Reproduce every line of the material below character for character, with no changes.
* Start *
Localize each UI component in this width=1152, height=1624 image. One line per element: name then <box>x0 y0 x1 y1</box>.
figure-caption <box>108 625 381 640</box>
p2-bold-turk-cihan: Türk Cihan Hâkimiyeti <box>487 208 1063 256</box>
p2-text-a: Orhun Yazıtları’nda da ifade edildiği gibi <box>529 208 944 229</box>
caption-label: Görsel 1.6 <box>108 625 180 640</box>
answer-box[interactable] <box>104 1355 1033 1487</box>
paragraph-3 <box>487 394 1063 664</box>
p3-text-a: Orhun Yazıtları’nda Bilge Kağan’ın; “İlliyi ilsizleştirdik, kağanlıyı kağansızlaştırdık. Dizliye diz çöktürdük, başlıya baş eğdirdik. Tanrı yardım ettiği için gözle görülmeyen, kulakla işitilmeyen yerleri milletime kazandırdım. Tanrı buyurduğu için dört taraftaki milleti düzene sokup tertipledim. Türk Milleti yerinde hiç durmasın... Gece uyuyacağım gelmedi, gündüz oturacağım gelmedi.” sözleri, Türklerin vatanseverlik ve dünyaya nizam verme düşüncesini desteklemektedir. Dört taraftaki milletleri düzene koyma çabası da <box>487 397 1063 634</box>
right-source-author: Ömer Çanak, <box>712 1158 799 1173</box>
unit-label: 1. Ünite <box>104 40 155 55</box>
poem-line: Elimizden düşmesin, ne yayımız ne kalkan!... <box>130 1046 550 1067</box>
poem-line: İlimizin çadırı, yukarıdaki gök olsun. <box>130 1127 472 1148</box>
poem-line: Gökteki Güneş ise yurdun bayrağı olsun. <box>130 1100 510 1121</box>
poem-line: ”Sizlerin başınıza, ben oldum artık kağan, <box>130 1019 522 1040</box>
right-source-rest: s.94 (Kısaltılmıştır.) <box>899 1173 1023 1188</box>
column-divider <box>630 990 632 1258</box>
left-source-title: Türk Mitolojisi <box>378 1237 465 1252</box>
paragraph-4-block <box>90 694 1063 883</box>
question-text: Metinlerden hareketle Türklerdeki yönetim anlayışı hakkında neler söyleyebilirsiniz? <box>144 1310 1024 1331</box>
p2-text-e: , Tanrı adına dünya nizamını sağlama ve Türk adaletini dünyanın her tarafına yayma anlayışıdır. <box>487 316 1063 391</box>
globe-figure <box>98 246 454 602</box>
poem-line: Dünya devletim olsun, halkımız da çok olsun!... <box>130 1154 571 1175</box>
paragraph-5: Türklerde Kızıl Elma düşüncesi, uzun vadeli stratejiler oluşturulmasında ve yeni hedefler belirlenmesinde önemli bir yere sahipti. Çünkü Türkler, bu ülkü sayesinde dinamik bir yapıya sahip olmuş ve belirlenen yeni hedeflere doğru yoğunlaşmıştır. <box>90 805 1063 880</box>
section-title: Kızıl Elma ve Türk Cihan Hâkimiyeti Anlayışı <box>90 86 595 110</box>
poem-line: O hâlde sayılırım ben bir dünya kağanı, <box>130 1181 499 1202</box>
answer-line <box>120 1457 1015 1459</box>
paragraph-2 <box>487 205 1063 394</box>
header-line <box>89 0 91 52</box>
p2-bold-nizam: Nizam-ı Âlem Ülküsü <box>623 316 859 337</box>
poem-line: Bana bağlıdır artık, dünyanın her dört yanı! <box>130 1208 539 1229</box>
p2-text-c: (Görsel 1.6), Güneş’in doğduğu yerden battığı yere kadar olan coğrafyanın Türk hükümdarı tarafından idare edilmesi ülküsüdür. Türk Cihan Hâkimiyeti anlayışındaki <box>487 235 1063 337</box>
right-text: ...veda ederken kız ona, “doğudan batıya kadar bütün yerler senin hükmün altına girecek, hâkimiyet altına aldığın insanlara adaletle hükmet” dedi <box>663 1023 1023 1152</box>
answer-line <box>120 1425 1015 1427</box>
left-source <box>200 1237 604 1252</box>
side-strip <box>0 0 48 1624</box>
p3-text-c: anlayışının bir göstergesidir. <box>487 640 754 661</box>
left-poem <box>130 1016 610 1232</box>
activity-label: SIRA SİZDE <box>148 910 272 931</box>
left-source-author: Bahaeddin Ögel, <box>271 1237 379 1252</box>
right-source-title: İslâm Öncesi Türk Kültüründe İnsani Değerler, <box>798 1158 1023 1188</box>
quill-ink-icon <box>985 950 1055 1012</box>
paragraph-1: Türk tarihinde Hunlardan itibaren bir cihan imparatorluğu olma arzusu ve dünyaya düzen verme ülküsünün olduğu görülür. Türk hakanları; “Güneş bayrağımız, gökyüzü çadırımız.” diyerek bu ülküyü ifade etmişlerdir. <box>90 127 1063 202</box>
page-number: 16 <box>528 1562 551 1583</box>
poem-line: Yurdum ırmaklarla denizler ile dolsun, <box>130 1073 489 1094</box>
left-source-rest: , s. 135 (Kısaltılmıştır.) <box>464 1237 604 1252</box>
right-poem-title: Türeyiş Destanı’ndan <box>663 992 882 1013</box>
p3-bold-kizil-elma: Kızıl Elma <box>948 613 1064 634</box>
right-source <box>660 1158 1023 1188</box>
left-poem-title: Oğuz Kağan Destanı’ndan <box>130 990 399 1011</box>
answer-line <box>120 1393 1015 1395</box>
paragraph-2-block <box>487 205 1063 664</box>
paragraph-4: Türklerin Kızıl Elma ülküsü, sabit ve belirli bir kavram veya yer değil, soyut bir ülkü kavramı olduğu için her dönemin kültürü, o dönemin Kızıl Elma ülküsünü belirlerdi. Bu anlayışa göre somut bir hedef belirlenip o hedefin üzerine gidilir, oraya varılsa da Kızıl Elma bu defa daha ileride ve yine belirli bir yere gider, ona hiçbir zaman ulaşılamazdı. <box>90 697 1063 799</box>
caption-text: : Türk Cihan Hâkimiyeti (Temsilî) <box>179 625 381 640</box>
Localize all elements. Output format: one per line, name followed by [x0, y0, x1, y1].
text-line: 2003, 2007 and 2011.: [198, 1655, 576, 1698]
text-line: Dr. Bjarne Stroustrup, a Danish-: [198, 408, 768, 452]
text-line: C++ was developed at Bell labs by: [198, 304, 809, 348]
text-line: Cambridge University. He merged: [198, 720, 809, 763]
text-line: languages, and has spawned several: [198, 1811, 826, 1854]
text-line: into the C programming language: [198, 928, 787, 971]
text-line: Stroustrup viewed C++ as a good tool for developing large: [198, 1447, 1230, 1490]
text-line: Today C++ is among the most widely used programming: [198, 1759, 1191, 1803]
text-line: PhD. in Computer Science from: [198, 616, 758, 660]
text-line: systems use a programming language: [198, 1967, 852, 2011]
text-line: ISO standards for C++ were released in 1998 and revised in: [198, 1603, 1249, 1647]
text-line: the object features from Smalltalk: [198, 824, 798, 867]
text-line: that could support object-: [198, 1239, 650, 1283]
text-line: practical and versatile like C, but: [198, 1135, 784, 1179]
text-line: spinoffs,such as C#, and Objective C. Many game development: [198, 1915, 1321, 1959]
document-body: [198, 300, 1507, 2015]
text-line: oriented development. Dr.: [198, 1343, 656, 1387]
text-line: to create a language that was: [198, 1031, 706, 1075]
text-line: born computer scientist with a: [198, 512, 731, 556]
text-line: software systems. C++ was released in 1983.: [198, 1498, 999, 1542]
* End *
> _EXPECTED ANSWER_
Localize each UI component in this width=1152, height=1624 image. One line per element: name then <box>x0 y0 x1 y1</box>.
figure-caption <box>108 625 381 640</box>
p2-bold-turk-cihan: Türk Cihan Hâkimiyeti <box>487 208 1063 256</box>
p2-text-a: Orhun Yazıtları’nda da ifade edildiği gibi <box>529 208 944 229</box>
caption-label: Görsel 1.6 <box>108 625 180 640</box>
answer-box[interactable] <box>104 1355 1033 1487</box>
paragraph-3 <box>487 394 1063 664</box>
p3-text-a: Orhun Yazıtları’nda Bilge Kağan’ın; “İlliyi ilsizleştirdik, kağanlıyı kağansızlaştırdık. Dizliye diz çöktürdük, başlıya baş eğdirdik. Tanrı yardım ettiği için gözle görülmeyen, kulakla işitilmeyen yerleri milletime kazandırdım. Tanrı buyurduğu için dört taraftaki milleti düzene sokup tertipledim. Türk Milleti yerinde hiç durmasın... Gece uyuyacağım gelmedi, gündüz oturacağım gelmedi.” sözleri, Türklerin vatanseverlik ve dünyaya nizam verme düşüncesini desteklemektedir. Dört taraftaki milletleri düzene koyma çabası da <box>487 397 1063 634</box>
right-source-author: Ömer Çanak, <box>712 1158 799 1173</box>
unit-label: 1. Ünite <box>104 40 155 55</box>
poem-line: Elimizden düşmesin, ne yayımız ne kalkan!... <box>130 1046 550 1067</box>
poem-line: İlimizin çadırı, yukarıdaki gök olsun. <box>130 1127 472 1148</box>
poem-line: Gökteki Güneş ise yurdun bayrağı olsun. <box>130 1100 510 1121</box>
poem-line: ”Sizlerin başınıza, ben oldum artık kağan, <box>130 1019 522 1040</box>
right-source-rest: s.94 (Kısaltılmıştır.) <box>899 1173 1023 1188</box>
column-divider <box>630 990 632 1258</box>
left-source-title: Türk Mitolojisi <box>378 1237 465 1252</box>
paragraph-4-block <box>90 694 1063 883</box>
question-text: Metinlerden hareketle Türklerdeki yönetim anlayışı hakkında neler söyleyebilirsiniz? <box>144 1310 1024 1331</box>
p2-text-e: , Tanrı adına dünya nizamını sağlama ve Türk adaletini dünyanın her tarafına yayma anlayışıdır. <box>487 316 1063 391</box>
globe-figure <box>98 246 454 602</box>
poem-line: Dünya devletim olsun, halkımız da çok olsun!... <box>130 1154 571 1175</box>
paragraph-5: Türklerde Kızıl Elma düşüncesi, uzun vadeli stratejiler oluşturulmasında ve yeni hedefler belirlenmesinde önemli bir yere sahipti. Çünkü Türkler, bu ülkü sayesinde dinamik bir yapıya sahip olmuş ve belirlenen yeni hedeflere doğru yoğunlaşmıştır. <box>90 805 1063 880</box>
section-title: Kızıl Elma ve Türk Cihan Hâkimiyeti Anlayışı <box>90 86 595 110</box>
poem-line: O hâlde sayılırım ben bir dünya kağanı, <box>130 1181 499 1202</box>
answer-line <box>120 1457 1015 1459</box>
paragraph-2 <box>487 205 1063 394</box>
header-line <box>89 0 91 52</box>
p2-bold-nizam: Nizam-ı Âlem Ülküsü <box>623 316 859 337</box>
poem-line: Bana bağlıdır artık, dünyanın her dört yanı! <box>130 1208 539 1229</box>
p2-text-c: (Görsel 1.6), Güneş’in doğduğu yerden battığı yere kadar olan coğrafyanın Türk hükümdarı tarafından idare edilmesi ülküsüdür. Türk Cihan Hâkimiyeti anlayışındaki <box>487 235 1063 337</box>
right-text: ...veda ederken kız ona, “doğudan batıya kadar bütün yerler senin hükmün altına girecek, hâkimiyet altına aldığın insanlara adaletle hükmet” dedi <box>663 1023 1023 1152</box>
answer-line <box>120 1425 1015 1427</box>
left-source <box>200 1237 604 1252</box>
side-strip <box>0 0 48 1624</box>
p3-text-c: anlayışının bir göstergesidir. <box>487 640 754 661</box>
left-poem <box>130 1016 610 1232</box>
activity-label: SIRA SİZDE <box>148 910 272 931</box>
left-source-author: Bahaeddin Ögel, <box>271 1237 379 1252</box>
right-source-title: İslâm Öncesi Türk Kültüründe İnsani Değerler, <box>798 1158 1023 1188</box>
quill-ink-icon <box>985 950 1055 1012</box>
paragraph-1: Türk tarihinde Hunlardan itibaren bir cihan imparatorluğu olma arzusu ve dünyaya düzen verme ülküsünün olduğu görülür. Türk hakanları; “Güneş bayrağımız, gökyüzü çadırımız.” diyerek bu ülküyü ifade etmişlerdir. <box>90 127 1063 202</box>
page-number: 16 <box>528 1562 551 1583</box>
poem-line: Yurdum ırmaklarla denizler ile dolsun, <box>130 1073 489 1094</box>
left-source-rest: , s. 135 (Kısaltılmıştır.) <box>464 1237 604 1252</box>
right-poem-title: Türeyiş Destanı’ndan <box>663 992 882 1013</box>
p3-bold-kizil-elma: Kızıl Elma <box>948 613 1064 634</box>
right-source <box>660 1158 1023 1188</box>
left-poem-title: Oğuz Kağan Destanı’ndan <box>130 990 399 1011</box>
answer-line <box>120 1393 1015 1395</box>
paragraph-2-block <box>487 205 1063 664</box>
paragraph-4: Türklerin Kızıl Elma ülküsü, sabit ve belirli bir kavram veya yer değil, soyut bir ülkü kavramı olduğu için her dönemin kültürü, o dönemin Kızıl Elma ülküsünü belirlerdi. Bu anlayışa göre somut bir hedef belirlenip o hedefin üzerine gidilir, oraya varılsa da Kızıl Elma bu defa daha ileride ve yine belirli bir yere gider, ona hiçbir zaman ulaşılamazdı. <box>90 697 1063 799</box>
caption-text: : Türk Cihan Hâkimiyeti (Temsilî) <box>179 625 381 640</box>
Localize all elements. Output format: one per line, name followed by [x0, y0, x1, y1].
text-line: 2003, 2007 and 2011.: [198, 1655, 576, 1698]
text-line: Dr. Bjarne Stroustrup, a Danish-: [198, 408, 768, 452]
text-line: C++ was developed at Bell labs by: [198, 304, 809, 348]
text-line: Cambridge University. He merged: [198, 720, 809, 763]
text-line: languages, and has spawned several: [198, 1811, 826, 1854]
text-line: into the C programming language: [198, 928, 787, 971]
text-line: Stroustrup viewed C++ as a good tool for developing large: [198, 1447, 1230, 1490]
text-line: Today C++ is among the most widely used programming: [198, 1759, 1191, 1803]
text-line: PhD. in Computer Science from: [198, 616, 758, 660]
text-line: systems use a programming language: [198, 1967, 852, 2011]
text-line: ISO standards for C++ were released in 1998 and revised in: [198, 1603, 1249, 1647]
text-line: the object features from Smalltalk: [198, 824, 798, 867]
text-line: that could support object-: [198, 1239, 650, 1283]
text-line: practical and versatile like C, but: [198, 1135, 784, 1179]
text-line: spinoffs,such as C#, and Objective C. Many game development: [198, 1915, 1321, 1959]
document-body: [198, 300, 1507, 2015]
text-line: oriented development. Dr.: [198, 1343, 656, 1387]
text-line: to create a language that was: [198, 1031, 706, 1075]
text-line: born computer scientist with a: [198, 512, 731, 556]
text-line: software systems. C++ was released in 1983.: [198, 1498, 999, 1542]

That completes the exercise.